▶ _EXTRAIT CHOISI_
━━━━━━━━━━

A la veille d'une restructuration des « coûts contrat », le mécanisme qui finance l'apprentissage en France, le président de la chambre régionale de métiers et de l'artisanat de la région Auvergne-Rhône-Alpes tire la sonnette d'alarme. Il estime l'évaluation de ces coûts « dévalués » pour les branches manuelles en CAP par rapport aux formations post-Bac. Or, dans le même temps, l'apprentissage continue de progresser, alourdissant le coût pour certaines entreprises.Les formations professionnelles en apprentissage sont devenues en quelques années une voie d'insertion privilégiée par les étudiants et les entreprises. En 2022, près de 837.000 contrats ont été signés en France, soit deux fois plus qu'en 2018, dans l'objectif de faciliter l'insertion des jeunes dans le monde professionnel. Parmi eux, 200.000 exercent dans des entreprises artisanales de moins de 20 salariés, dont 27.850 en région Auvergne-Rhône-Alpes. La formule est attractive pour ces petites entreprises, le rythme de croissance de cet apprentissage est de 15 % sur un an.

━━━━━━━━━━

▶ _TÂCHES À RÉALISER_
1 - D'après l'extrait sur l'apprentissage, combien de contrats d'apprentissage ont été signés en France en 2022 ?
2 - Prolongez l'extrait sur l'apprentissage à partir de sa dernière phrase.
Les données qui suivent n'ont aucun rapport avec l'extrait sur l'apprentissage.

▶ _DONNÉES EXTRAITES_
━━━━━━━━━━

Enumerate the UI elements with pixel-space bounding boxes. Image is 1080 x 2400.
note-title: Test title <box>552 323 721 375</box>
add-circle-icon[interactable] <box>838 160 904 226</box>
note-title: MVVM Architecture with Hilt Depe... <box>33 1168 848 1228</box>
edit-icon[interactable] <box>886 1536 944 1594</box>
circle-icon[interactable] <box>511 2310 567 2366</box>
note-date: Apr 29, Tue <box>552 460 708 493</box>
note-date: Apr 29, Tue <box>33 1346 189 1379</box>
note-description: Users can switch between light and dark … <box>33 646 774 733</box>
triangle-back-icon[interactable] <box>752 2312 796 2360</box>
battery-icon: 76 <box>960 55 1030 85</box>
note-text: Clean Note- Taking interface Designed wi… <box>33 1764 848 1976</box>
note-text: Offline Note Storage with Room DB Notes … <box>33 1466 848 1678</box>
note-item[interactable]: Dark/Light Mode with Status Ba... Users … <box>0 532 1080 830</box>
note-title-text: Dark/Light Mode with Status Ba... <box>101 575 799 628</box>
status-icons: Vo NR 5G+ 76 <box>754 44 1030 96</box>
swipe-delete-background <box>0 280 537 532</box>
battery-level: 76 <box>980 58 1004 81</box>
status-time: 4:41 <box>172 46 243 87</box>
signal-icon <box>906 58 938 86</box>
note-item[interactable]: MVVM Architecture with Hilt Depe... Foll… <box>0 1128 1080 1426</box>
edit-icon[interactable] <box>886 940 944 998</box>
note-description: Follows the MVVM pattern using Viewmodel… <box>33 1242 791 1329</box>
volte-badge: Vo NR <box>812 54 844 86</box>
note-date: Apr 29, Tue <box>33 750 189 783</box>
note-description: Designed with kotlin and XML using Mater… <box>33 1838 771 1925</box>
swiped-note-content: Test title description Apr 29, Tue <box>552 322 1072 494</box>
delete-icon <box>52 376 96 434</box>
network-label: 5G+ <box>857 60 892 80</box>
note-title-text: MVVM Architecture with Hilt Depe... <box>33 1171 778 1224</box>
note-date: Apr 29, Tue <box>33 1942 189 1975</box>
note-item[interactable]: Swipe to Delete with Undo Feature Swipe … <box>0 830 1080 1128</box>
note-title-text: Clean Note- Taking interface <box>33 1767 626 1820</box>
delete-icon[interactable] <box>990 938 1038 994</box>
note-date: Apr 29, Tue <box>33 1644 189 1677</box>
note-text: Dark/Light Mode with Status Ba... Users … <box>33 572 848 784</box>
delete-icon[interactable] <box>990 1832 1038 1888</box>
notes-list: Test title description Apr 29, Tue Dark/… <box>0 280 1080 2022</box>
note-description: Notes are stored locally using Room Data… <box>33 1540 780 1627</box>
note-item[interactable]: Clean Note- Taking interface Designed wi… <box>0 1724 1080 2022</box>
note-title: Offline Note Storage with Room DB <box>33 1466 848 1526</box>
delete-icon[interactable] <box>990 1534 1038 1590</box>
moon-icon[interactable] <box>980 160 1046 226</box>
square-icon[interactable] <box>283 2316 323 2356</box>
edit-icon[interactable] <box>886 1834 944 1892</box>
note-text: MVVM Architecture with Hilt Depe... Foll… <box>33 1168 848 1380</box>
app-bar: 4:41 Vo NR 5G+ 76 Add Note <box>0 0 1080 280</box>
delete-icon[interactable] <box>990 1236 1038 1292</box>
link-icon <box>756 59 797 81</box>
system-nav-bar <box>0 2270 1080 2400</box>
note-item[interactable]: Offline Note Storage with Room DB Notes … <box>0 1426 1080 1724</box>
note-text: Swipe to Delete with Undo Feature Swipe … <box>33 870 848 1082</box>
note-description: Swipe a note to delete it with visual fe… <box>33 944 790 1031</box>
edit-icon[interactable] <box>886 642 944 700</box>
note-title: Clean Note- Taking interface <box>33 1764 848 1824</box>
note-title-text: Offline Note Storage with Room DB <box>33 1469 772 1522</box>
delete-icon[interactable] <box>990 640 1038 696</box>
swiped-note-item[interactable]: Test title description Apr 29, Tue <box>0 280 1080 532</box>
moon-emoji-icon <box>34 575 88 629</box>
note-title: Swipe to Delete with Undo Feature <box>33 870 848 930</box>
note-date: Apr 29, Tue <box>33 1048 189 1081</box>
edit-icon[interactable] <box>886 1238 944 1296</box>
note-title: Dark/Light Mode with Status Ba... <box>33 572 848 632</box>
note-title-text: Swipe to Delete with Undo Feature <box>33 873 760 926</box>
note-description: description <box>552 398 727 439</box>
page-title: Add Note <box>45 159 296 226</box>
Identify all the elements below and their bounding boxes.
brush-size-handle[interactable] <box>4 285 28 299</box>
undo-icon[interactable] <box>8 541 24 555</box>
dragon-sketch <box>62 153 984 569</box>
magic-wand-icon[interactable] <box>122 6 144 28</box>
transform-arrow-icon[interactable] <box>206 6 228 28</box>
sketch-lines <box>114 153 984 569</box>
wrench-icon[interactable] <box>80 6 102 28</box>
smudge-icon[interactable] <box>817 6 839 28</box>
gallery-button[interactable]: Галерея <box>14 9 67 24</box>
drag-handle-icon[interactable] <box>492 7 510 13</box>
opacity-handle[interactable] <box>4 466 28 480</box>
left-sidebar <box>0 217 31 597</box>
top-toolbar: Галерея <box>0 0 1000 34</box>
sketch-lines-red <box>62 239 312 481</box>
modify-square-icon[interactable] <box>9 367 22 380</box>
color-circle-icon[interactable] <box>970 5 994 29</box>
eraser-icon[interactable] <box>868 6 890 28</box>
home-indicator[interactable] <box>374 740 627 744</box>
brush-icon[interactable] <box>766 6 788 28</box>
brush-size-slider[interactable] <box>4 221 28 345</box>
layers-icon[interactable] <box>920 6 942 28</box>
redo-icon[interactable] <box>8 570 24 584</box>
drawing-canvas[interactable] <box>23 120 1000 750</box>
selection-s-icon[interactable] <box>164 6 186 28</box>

━━━━━━━━━━

▶ _RÉPONSES PAR TÂCHE_
1 - Près de 837 000 contrats.

2 -
Sauf qu'après plusieurs années d'abondance pour le dispositif - depuis la loi « pour la liberté de choisir son avenir professionnel » de 2018 structurant le système au niveau de l'Etat et non plus des régions -, puis avec les aides exceptionnelles à l'apprentissage en 2020, le gouvernement amorce aujourd'hui un virage budgétaire plus restrictif. La Cour des comptes a, par ailleurs, épinglé à deux reprises, en 2022 et en juillet 2023, les coûts en direction de la formation professionnelle des salariés et de l'apprentissage (budget 2023 de 21,8 milliards d'euros pour l'Etat), « en relevant la nécessité de recentrer le soutien public ».
Ainsi, la révision à la baisse de 5 % de l'enveloppe des « coûts contrat », attribués à chaque étudiant dans sa filière et définis par l'organisme public France compétences et les branches professionnelles, vise à réaliser 540.000 euros d'économies dans le prochain budget 2024. Il y a un an, alors que l'Etat amorçait déjà une diminution similaire dans la continuité de « la fin du quoi qu'il en coûte », l'enveloppe avait finalement été réduite de 2,5 % (14,5 milliards d'euros pour France compétences).
Un soutien « à deux vitesses » selon la chambre de métiers et de l'artisanat
Cette nouvelle ligne de conduite depuis un an, en rupture avec la forte croissance des budgets alloués depuis 2018 (malgré une situation déficitaire), doit pourtant se conjuguer avec le cap maintenu du million d'entrées en apprentissage d'ici à 2027.